EXERCISE DATA:
##########

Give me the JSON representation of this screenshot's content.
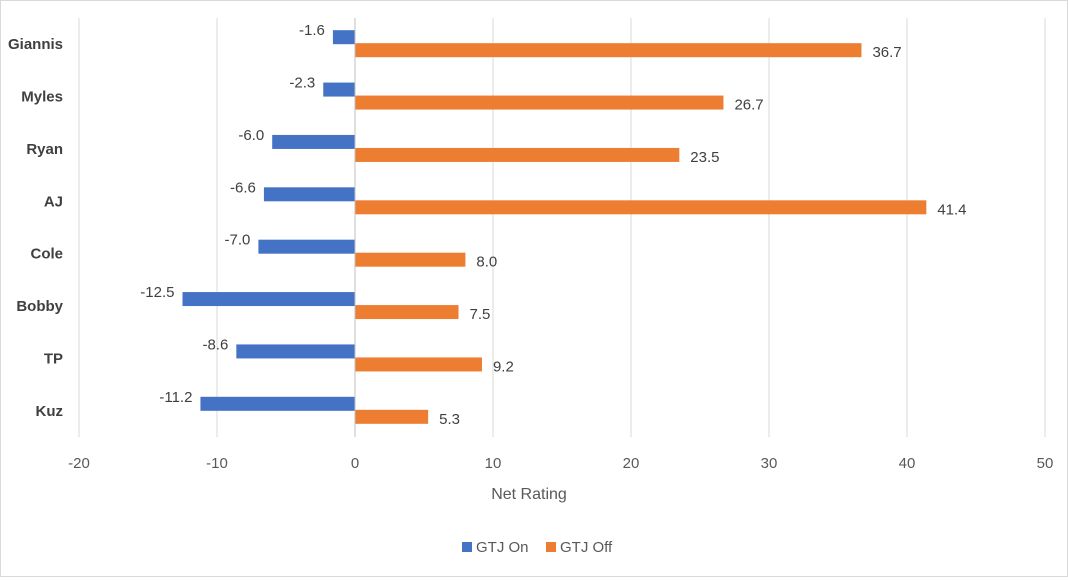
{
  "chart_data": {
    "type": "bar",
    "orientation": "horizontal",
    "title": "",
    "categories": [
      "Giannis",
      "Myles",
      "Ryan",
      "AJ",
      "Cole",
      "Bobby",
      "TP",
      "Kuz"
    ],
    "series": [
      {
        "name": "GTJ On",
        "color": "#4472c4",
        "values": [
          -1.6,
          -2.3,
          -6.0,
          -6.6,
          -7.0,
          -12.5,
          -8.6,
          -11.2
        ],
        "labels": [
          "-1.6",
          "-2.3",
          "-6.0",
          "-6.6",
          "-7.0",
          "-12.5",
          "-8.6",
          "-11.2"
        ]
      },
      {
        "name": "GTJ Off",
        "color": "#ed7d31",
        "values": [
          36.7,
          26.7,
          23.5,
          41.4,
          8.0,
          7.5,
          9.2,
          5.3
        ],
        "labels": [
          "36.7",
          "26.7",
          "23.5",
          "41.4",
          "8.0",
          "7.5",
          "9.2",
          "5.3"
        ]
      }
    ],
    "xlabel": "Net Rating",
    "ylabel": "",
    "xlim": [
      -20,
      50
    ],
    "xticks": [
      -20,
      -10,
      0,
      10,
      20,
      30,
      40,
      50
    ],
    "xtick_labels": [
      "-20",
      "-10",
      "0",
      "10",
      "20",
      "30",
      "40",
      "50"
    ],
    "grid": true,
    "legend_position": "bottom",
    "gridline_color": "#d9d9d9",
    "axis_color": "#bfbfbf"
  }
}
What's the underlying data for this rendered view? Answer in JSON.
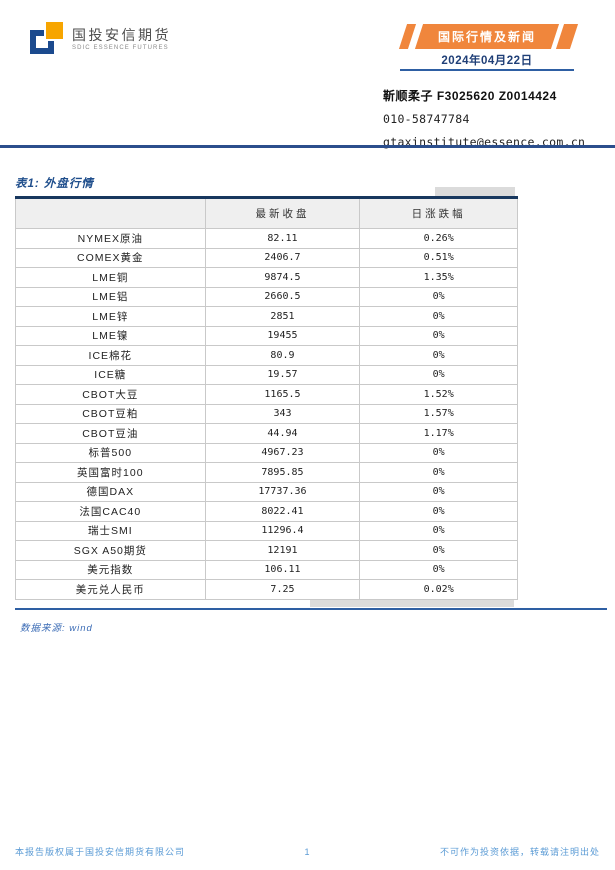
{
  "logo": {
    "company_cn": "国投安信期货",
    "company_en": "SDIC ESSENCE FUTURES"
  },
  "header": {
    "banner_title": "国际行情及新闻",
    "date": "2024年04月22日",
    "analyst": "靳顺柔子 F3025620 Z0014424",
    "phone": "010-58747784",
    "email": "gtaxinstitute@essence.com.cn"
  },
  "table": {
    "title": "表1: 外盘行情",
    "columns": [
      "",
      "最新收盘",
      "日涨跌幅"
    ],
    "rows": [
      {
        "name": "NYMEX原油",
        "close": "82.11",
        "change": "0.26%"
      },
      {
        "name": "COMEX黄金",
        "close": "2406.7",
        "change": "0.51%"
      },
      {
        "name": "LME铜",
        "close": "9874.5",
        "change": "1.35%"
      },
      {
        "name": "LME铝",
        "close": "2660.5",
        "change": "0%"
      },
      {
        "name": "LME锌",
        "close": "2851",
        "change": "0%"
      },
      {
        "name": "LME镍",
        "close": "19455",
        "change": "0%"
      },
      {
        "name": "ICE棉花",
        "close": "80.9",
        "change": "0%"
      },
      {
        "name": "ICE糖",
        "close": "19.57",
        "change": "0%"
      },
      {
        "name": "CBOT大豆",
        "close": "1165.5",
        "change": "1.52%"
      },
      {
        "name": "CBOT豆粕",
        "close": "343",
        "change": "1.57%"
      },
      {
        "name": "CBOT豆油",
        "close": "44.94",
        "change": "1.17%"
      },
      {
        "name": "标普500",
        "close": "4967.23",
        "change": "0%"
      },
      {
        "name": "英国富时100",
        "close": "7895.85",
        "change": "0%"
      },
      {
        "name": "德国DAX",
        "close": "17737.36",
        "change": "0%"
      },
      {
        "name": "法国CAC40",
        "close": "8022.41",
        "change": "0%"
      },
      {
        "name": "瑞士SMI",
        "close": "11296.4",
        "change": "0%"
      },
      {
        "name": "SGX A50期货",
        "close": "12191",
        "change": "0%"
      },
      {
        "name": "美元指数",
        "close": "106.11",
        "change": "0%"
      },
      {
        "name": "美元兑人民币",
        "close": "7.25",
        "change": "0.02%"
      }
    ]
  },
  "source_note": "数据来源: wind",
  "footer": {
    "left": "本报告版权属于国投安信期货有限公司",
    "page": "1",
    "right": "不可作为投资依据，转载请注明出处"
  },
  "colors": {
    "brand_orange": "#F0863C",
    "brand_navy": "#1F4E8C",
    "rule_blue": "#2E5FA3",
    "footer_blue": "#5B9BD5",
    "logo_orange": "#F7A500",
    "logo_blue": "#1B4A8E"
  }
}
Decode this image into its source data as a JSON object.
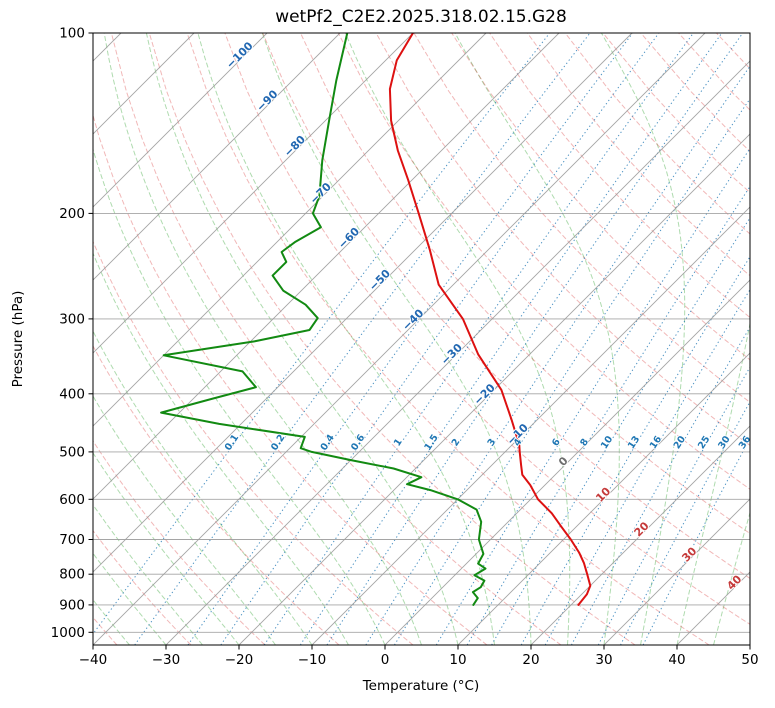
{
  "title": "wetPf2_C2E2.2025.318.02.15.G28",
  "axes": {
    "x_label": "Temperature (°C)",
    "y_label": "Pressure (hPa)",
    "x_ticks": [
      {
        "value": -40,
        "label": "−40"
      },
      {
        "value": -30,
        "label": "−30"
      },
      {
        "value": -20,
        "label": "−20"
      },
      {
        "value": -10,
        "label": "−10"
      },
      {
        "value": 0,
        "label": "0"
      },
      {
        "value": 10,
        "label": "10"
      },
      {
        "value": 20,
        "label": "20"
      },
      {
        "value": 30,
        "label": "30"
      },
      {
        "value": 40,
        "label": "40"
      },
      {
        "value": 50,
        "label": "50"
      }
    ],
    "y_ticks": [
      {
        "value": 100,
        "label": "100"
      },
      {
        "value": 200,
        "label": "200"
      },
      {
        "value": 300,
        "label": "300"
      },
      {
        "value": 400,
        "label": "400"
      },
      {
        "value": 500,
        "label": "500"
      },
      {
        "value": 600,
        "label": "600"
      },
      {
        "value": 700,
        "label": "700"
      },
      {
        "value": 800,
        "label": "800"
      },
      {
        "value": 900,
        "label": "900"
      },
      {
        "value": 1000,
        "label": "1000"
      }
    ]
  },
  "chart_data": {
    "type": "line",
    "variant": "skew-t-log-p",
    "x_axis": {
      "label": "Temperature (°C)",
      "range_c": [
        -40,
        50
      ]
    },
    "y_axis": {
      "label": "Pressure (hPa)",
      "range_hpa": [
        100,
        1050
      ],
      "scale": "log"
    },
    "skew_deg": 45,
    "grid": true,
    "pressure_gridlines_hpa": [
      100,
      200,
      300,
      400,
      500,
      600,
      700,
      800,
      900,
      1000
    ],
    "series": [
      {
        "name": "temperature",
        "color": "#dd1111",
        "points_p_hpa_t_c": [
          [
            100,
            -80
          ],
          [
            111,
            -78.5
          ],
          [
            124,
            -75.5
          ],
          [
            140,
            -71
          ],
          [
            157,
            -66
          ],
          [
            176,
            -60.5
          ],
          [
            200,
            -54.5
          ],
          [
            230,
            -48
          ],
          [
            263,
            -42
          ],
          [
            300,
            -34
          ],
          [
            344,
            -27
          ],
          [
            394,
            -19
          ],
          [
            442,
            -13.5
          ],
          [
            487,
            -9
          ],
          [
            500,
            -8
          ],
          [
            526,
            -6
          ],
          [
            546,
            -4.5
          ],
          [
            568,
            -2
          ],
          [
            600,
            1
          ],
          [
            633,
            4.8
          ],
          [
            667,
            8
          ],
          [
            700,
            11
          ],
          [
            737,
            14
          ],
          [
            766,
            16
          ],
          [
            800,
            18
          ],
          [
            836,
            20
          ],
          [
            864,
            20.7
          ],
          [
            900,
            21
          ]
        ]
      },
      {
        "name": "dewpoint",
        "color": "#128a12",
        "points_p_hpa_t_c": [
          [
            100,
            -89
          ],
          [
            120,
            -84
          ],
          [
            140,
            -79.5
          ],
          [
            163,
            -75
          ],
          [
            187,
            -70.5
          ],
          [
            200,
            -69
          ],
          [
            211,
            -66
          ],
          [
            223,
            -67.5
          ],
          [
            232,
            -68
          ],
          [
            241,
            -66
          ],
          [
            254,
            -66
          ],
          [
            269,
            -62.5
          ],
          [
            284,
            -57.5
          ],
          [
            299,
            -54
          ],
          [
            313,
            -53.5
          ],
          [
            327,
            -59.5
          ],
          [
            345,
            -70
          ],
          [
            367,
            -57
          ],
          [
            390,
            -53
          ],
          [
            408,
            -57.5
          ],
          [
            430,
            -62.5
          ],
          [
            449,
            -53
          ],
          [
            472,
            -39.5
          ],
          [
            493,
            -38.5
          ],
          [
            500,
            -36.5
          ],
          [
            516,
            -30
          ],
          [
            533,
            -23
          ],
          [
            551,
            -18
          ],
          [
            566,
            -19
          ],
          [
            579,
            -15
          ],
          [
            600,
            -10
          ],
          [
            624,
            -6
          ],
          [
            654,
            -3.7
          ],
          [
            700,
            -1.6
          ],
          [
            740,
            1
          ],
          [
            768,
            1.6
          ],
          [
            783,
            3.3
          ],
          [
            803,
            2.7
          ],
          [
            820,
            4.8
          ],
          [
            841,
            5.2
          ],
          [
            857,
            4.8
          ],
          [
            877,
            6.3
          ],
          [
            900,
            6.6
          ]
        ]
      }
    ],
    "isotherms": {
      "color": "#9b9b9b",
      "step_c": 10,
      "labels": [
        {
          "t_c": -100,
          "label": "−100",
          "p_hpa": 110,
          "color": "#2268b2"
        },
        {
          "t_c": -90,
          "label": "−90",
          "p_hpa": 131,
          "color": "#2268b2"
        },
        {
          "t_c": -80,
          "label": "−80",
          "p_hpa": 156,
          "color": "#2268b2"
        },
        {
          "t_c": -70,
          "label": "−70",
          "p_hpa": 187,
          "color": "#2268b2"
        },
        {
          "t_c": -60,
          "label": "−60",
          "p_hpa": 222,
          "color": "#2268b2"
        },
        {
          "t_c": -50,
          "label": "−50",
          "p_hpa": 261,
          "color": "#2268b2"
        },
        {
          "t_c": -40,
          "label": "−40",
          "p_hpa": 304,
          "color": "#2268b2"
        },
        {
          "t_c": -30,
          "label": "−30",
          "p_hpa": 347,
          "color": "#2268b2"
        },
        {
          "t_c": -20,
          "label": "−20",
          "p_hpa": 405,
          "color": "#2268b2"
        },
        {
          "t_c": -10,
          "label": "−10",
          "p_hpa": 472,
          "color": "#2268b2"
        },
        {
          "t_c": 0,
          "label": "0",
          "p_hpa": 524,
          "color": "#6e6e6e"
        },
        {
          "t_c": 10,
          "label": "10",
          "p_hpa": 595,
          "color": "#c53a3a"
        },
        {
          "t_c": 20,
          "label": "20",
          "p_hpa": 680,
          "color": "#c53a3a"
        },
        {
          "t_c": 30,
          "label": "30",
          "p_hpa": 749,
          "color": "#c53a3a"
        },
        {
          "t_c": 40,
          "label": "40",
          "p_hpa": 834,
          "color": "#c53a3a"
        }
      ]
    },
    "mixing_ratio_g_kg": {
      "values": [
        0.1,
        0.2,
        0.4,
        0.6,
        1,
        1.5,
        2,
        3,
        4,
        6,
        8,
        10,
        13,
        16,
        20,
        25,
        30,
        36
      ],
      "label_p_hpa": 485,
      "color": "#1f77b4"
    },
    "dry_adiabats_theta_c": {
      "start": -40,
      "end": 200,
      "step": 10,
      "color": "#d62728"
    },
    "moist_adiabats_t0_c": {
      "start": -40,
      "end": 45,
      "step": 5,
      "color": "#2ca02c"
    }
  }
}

##########

EXERCISE GOAL: Report all lines of the data that include the word "JSON".

WORKED ANSWER:
Give me the JSON representation of this screenshot's content.
What's the underlying data for this rendered view? Answer in JSON.
Decode this image into its source data as a JSON object.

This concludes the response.